A 1ª Turma da Câmara Superior do Conselho Administrativo de Recursos Fiscais, o Carf, decidiu que o Itaú não deve pagar à Receita Federal 2,4 bilhões de reais em um processo que questiona a legalidade da incorporação do Unibanco, em 2010. É mais um caso em que o maior banco privado do país prevalece em Brasília.
O recurso da Fazenda Nacional levava em conta um possível planejamento tributário abusivo do Itaú ao absorver prejuízos fiscais do Unibanco.
A manobra, em tese, serviria para inserir despesas artificiais que reduziriam o valor tributável com a incorporação de 20 bilhões de reais ao Unibanco que retornaram ao Itaú por meio de Certificados de Depósito Interbancário, os CDIs.
De acordo com a Receita, a engenharia financeira gerou redução de carga tributária em benefício do Itaú.
Prevaleceu, por 7 a 1, o voto do relator Luís Henrique Marotti Toselli. A divergência foi aberta por Edeli Pereira Bessa, que não foi seguida pelos pares.
O mérito não chegou a ser analisado já que o recurso não foi reconhecido pelos conselheiros. Decisão anterior, da 3ª Câmara em dezembro de 2022, já havia afastado indícios de artificialidade e considerado legítimas as operações.

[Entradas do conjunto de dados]
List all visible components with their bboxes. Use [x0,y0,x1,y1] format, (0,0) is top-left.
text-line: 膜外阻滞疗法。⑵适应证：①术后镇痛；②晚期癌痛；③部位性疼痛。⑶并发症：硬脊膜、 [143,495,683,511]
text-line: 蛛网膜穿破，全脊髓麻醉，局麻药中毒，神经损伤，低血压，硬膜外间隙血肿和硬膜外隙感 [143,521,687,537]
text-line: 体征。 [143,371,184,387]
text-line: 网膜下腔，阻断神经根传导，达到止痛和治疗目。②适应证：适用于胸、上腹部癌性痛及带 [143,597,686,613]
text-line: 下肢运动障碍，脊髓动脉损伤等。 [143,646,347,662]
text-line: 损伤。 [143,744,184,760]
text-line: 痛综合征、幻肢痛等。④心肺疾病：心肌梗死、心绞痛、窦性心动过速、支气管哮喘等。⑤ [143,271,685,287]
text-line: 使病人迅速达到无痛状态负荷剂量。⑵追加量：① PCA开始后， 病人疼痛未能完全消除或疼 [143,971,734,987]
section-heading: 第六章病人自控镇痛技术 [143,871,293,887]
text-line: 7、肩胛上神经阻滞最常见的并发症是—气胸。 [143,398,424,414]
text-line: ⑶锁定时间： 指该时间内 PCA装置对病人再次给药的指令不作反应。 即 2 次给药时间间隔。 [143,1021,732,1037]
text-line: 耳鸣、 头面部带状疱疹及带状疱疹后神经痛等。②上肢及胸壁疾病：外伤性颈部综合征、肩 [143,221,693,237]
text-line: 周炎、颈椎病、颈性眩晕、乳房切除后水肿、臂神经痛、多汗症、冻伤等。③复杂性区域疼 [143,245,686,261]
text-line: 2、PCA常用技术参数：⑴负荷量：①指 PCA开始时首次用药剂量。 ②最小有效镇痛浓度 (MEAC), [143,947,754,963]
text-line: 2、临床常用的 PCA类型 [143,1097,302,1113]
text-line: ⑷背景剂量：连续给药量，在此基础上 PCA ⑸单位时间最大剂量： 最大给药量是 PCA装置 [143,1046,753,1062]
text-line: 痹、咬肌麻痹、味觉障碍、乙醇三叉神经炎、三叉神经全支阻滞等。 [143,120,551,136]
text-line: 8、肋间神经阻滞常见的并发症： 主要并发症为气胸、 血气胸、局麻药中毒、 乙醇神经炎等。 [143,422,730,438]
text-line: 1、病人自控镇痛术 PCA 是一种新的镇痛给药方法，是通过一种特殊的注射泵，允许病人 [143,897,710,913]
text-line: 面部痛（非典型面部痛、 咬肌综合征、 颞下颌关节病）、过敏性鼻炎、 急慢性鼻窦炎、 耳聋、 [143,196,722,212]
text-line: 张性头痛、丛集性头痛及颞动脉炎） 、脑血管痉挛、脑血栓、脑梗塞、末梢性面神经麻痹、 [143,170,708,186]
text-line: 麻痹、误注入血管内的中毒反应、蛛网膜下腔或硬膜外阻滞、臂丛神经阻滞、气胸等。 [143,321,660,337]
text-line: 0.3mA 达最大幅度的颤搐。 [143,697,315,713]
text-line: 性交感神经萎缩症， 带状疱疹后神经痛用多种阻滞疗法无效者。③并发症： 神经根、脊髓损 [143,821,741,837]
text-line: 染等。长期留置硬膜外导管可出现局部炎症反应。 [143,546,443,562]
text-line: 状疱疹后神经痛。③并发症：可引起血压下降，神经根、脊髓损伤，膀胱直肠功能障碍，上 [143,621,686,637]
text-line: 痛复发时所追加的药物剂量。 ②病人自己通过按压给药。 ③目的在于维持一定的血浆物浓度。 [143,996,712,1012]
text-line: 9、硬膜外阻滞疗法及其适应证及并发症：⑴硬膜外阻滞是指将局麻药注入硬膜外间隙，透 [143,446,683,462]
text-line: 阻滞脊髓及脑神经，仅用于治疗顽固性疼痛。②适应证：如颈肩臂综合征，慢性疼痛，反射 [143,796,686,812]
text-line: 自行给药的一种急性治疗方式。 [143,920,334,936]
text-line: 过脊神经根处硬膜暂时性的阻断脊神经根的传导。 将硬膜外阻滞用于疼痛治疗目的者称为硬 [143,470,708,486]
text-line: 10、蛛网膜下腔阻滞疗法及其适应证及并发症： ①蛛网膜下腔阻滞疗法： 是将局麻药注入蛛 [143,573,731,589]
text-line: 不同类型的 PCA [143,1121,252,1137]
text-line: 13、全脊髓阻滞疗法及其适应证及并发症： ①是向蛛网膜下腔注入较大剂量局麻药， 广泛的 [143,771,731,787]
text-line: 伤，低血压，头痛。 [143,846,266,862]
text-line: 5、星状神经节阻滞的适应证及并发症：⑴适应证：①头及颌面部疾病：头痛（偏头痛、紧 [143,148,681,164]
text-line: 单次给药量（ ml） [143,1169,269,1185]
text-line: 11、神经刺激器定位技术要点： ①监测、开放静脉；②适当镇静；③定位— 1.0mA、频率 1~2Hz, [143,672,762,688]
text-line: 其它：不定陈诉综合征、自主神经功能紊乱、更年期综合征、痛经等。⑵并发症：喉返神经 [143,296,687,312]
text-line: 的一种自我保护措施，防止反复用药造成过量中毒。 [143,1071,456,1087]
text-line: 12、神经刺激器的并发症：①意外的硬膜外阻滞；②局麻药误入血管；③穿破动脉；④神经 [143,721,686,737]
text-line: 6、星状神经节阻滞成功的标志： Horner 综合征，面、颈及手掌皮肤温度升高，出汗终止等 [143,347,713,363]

__TAREFA PROPOSTA__: No trecho sobre a decisão do Carf no processo do Itaú, por qual placar prevaleceu o voto do relator?

__RESPOSTA À TAREFA__: Por 7 a 1.